→ What is required:
Do not include the pictures; repeat the rest of the data exactly.

→ Material shown:
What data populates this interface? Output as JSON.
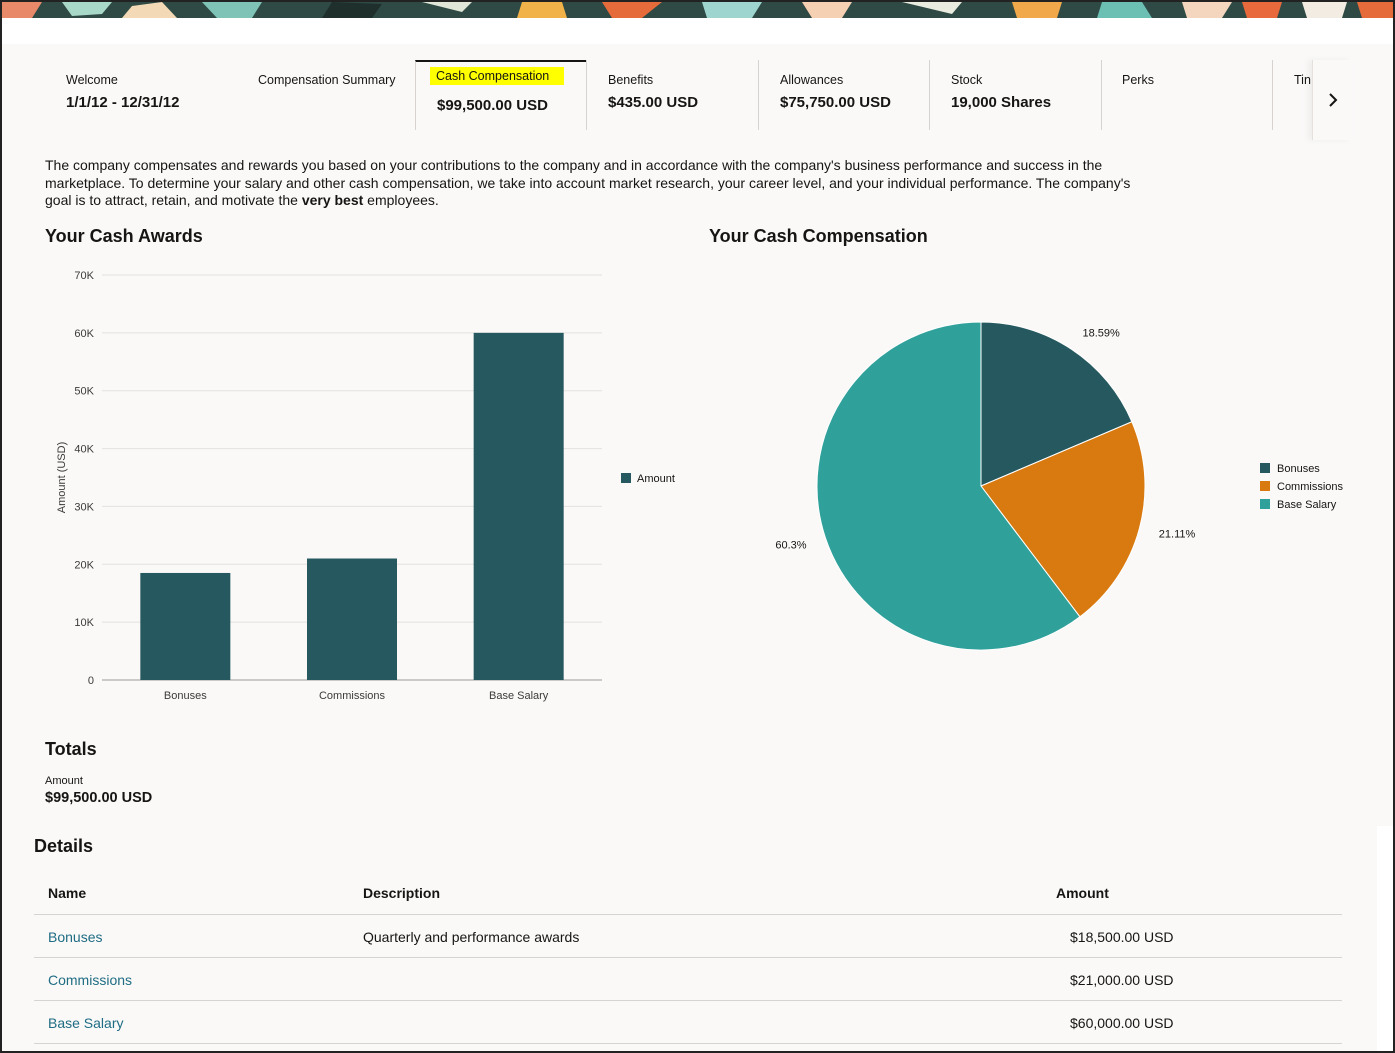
{
  "tabs": [
    {
      "label": "Welcome",
      "value": "1/1/12 - 12/31/12"
    },
    {
      "label": "Compensation Summary",
      "value": ""
    },
    {
      "label": "Cash Compensation",
      "value": "$99,500.00 USD",
      "active": true
    },
    {
      "label": "Benefits",
      "value": "$435.00 USD"
    },
    {
      "label": "Allowances",
      "value": "$75,750.00 USD"
    },
    {
      "label": "Stock",
      "value": "19,000 Shares"
    },
    {
      "label": "Perks",
      "value": ""
    },
    {
      "label": "Tin",
      "value": ""
    }
  ],
  "intro": {
    "before": "The company compensates and rewards you based on your contributions to the company and in accordance with the company's business performance and success in the marketplace. To determine your salary and other cash compensation, we take into account market research, your career level, and your individual performance. The company's goal is to attract, retain, and motivate the ",
    "bold": "very best",
    "after": " employees."
  },
  "bar_title": "Your Cash Awards",
  "pie_title": "Your Cash Compensation",
  "chart_data": [
    {
      "type": "bar",
      "title": "Your Cash Awards",
      "categories": [
        "Bonuses",
        "Commissions",
        "Base Salary"
      ],
      "series": [
        {
          "name": "Amount",
          "values": [
            18500,
            21000,
            60000
          ]
        }
      ],
      "ylabel": "Amount (USD)",
      "ylim": [
        0,
        70000
      ],
      "yticks": [
        "0",
        "10K",
        "20K",
        "30K",
        "40K",
        "50K",
        "60K",
        "70K"
      ],
      "grid": true,
      "legend": "right",
      "color": "#25595f"
    },
    {
      "type": "pie",
      "title": "Your Cash Compensation",
      "labels": [
        "Bonuses",
        "Commissions",
        "Base Salary"
      ],
      "values": [
        18500,
        21000,
        60000
      ],
      "data_labels": [
        "18.59%",
        "21.11%",
        "60.3%"
      ],
      "colors": [
        "#25595f",
        "#d97a10",
        "#30a09b"
      ],
      "legend": "right"
    }
  ],
  "totals": {
    "title": "Totals",
    "label": "Amount",
    "value": "$99,500.00 USD"
  },
  "details": {
    "title": "Details",
    "headers": {
      "name": "Name",
      "description": "Description",
      "amount": "Amount"
    },
    "rows": [
      {
        "name": "Bonuses",
        "description": "Quarterly and performance awards",
        "amount": "$18,500.00 USD"
      },
      {
        "name": "Commissions",
        "description": "",
        "amount": "$21,000.00 USD"
      },
      {
        "name": "Base Salary",
        "description": "",
        "amount": "$60,000.00 USD"
      }
    ]
  },
  "icons": {
    "next": "chevron-right-icon"
  }
}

→ Complete output:
What data populates this interface? Output as JSON.
{
  "tabs": [
    {
      "label": "Welcome",
      "value": "1/1/12 - 12/31/12"
    },
    {
      "label": "Compensation Summary",
      "value": ""
    },
    {
      "label": "Cash Compensation",
      "value": "$99,500.00 USD",
      "active": true
    },
    {
      "label": "Benefits",
      "value": "$435.00 USD"
    },
    {
      "label": "Allowances",
      "value": "$75,750.00 USD"
    },
    {
      "label": "Stock",
      "value": "19,000 Shares"
    },
    {
      "label": "Perks",
      "value": ""
    },
    {
      "label": "Tin",
      "value": ""
    }
  ],
  "intro": {
    "before": "The company compensates and rewards you based on your contributions to the company and in accordance with the company's business performance and success in the marketplace. To determine your salary and other cash compensation, we take into account market research, your career level, and your individual performance. The company's goal is to attract, retain, and motivate the ",
    "bold": "very best",
    "after": " employees."
  },
  "bar_title": "Your Cash Awards",
  "pie_title": "Your Cash Compensation",
  "chart_data": [
    {
      "type": "bar",
      "title": "Your Cash Awards",
      "categories": [
        "Bonuses",
        "Commissions",
        "Base Salary"
      ],
      "series": [
        {
          "name": "Amount",
          "values": [
            18500,
            21000,
            60000
          ]
        }
      ],
      "ylabel": "Amount (USD)",
      "ylim": [
        0,
        70000
      ],
      "yticks": [
        "0",
        "10K",
        "20K",
        "30K",
        "40K",
        "50K",
        "60K",
        "70K"
      ],
      "grid": true,
      "legend": "right",
      "color": "#25595f"
    },
    {
      "type": "pie",
      "title": "Your Cash Compensation",
      "labels": [
        "Bonuses",
        "Commissions",
        "Base Salary"
      ],
      "values": [
        18500,
        21000,
        60000
      ],
      "data_labels": [
        "18.59%",
        "21.11%",
        "60.3%"
      ],
      "colors": [
        "#25595f",
        "#d97a10",
        "#30a09b"
      ],
      "legend": "right"
    }
  ],
  "totals": {
    "title": "Totals",
    "label": "Amount",
    "value": "$99,500.00 USD"
  },
  "details": {
    "title": "Details",
    "headers": {
      "name": "Name",
      "description": "Description",
      "amount": "Amount"
    },
    "rows": [
      {
        "name": "Bonuses",
        "description": "Quarterly and performance awards",
        "amount": "$18,500.00 USD"
      },
      {
        "name": "Commissions",
        "description": "",
        "amount": "$21,000.00 USD"
      },
      {
        "name": "Base Salary",
        "description": "",
        "amount": "$60,000.00 USD"
      }
    ]
  },
  "icons": {
    "next": "chevron-right-icon"
  }
}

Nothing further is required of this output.